• [WHAT IS BEING ASKED]:
Look through the entries below and count the lines with the word "while" in them; give only the number.

****************

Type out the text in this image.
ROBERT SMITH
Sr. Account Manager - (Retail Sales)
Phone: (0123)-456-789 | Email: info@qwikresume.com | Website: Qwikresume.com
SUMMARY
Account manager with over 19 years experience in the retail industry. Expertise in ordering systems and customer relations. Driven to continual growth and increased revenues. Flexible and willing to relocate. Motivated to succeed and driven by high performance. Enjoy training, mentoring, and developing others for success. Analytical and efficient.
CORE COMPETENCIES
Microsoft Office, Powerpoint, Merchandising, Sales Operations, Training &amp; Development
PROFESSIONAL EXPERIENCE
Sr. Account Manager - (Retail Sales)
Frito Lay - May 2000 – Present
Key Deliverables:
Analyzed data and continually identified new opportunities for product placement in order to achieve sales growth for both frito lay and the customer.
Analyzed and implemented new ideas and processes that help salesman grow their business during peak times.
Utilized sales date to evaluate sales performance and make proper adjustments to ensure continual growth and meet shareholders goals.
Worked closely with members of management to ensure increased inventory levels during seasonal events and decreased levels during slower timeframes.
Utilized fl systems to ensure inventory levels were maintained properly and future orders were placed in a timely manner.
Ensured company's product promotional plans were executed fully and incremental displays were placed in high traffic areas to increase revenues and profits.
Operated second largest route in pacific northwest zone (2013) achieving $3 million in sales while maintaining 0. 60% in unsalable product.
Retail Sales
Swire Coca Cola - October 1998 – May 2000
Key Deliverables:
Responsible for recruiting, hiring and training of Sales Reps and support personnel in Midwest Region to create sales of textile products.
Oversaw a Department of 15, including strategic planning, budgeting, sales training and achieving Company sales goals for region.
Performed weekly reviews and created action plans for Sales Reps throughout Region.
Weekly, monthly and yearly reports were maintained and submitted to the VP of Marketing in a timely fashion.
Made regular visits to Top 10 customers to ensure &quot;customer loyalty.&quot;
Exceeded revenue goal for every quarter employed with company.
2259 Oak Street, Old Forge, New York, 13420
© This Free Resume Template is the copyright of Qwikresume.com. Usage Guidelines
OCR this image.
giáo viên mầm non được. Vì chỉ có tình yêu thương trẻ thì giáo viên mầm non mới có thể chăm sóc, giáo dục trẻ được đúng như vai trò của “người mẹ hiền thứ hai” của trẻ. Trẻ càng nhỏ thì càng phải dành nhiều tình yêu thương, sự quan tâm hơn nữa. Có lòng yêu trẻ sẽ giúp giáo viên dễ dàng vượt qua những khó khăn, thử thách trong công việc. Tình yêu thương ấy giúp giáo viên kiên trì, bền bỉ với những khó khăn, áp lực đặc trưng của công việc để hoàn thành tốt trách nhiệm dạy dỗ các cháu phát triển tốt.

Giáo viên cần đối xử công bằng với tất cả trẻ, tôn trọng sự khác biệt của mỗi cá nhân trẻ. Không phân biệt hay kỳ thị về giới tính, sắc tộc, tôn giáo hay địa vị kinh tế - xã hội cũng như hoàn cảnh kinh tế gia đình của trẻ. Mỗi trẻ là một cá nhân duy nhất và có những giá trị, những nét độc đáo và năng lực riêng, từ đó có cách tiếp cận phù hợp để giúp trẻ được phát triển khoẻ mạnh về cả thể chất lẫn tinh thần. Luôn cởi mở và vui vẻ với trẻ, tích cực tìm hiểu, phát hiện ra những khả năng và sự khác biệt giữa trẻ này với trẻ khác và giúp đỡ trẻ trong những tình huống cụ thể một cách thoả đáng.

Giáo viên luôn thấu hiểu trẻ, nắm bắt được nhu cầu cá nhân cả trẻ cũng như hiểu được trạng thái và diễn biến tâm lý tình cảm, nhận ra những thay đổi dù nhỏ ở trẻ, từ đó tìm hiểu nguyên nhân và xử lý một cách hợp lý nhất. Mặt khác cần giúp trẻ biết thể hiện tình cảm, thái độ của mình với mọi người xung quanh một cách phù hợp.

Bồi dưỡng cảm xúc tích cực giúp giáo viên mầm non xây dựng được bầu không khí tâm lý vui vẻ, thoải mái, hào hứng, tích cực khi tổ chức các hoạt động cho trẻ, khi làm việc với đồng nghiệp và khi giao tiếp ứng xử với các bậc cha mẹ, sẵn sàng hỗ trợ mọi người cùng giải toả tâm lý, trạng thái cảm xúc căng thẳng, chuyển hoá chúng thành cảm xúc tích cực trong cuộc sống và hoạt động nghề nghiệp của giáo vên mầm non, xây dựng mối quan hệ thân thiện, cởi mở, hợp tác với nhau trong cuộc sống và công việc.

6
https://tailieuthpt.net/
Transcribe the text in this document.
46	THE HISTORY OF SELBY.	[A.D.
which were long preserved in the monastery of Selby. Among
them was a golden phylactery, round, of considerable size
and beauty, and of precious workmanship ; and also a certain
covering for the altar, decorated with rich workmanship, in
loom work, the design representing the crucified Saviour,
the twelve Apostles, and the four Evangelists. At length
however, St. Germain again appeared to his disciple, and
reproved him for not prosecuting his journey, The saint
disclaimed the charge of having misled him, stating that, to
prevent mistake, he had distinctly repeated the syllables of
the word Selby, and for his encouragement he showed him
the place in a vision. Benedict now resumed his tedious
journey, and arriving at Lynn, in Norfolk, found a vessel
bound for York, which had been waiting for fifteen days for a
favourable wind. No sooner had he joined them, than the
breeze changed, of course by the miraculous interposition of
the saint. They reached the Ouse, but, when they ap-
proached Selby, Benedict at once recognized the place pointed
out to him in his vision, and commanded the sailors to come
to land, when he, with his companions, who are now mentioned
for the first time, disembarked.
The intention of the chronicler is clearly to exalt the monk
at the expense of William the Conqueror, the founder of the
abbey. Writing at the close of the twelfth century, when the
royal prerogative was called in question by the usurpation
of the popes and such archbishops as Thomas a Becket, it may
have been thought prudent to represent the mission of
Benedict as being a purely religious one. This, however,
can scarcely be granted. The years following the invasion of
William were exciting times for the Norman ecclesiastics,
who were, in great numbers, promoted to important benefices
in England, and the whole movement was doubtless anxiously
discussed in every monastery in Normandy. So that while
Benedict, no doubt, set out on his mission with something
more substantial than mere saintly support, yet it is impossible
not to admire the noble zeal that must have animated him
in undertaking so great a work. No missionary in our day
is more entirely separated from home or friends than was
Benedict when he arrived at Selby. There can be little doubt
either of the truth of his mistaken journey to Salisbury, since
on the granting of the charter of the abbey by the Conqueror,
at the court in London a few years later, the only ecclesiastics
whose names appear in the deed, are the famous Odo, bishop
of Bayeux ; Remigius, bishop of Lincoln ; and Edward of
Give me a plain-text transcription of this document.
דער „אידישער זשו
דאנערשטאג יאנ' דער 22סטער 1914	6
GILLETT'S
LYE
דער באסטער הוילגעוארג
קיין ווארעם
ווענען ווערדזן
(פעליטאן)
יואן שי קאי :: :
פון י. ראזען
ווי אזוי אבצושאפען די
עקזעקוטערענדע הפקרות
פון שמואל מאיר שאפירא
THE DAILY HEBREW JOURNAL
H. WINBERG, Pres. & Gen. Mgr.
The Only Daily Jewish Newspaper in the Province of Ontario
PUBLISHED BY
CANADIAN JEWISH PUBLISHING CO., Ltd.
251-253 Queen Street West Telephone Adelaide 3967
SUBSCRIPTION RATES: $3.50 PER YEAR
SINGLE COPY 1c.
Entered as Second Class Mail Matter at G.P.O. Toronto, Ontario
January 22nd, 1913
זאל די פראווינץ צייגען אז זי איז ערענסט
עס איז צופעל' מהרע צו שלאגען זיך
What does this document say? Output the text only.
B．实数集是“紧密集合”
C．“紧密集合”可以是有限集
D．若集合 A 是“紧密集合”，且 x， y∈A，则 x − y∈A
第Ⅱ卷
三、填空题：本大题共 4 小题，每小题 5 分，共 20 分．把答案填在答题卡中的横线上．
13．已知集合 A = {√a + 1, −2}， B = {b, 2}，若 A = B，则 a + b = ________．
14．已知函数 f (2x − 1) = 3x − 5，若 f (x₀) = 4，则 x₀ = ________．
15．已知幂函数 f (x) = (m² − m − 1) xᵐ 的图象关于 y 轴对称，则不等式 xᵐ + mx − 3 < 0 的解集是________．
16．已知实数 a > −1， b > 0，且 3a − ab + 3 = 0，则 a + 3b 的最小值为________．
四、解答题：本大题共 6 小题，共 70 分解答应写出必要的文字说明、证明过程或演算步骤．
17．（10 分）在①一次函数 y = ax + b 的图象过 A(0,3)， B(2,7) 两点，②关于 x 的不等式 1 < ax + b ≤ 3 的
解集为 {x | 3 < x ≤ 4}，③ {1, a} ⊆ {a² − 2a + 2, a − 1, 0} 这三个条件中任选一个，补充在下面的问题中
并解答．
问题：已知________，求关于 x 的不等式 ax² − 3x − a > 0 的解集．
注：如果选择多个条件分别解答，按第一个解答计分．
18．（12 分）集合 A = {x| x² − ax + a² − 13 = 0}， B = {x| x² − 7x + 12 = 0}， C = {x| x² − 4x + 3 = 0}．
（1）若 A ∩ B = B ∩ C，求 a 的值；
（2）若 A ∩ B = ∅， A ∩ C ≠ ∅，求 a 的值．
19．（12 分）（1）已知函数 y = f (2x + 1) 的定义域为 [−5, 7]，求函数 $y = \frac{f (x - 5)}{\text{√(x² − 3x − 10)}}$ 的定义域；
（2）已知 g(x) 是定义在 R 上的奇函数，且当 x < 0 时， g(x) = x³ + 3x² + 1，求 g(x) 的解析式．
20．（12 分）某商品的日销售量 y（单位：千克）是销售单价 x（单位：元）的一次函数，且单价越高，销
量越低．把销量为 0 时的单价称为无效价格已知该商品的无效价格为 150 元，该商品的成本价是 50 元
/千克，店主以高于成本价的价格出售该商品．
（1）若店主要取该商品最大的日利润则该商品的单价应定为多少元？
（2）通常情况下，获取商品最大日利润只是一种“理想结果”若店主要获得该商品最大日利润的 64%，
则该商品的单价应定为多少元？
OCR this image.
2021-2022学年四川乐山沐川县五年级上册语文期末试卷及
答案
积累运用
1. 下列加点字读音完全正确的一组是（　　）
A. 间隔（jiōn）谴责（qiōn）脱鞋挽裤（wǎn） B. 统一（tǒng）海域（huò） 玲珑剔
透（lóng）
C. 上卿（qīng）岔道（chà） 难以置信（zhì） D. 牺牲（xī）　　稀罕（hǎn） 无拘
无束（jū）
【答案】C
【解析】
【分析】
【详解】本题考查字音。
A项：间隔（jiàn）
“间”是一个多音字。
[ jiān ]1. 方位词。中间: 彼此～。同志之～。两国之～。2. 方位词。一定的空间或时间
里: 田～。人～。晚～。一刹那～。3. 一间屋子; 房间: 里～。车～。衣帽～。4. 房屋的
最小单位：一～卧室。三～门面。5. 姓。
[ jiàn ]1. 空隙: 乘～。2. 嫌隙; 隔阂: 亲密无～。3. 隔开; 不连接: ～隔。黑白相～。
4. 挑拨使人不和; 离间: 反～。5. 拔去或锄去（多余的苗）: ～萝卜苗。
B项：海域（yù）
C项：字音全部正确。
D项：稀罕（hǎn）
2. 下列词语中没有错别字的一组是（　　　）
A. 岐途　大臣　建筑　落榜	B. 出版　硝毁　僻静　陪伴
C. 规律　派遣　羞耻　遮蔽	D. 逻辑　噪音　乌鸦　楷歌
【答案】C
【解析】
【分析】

****************

• [FULL SOLUTION]:
2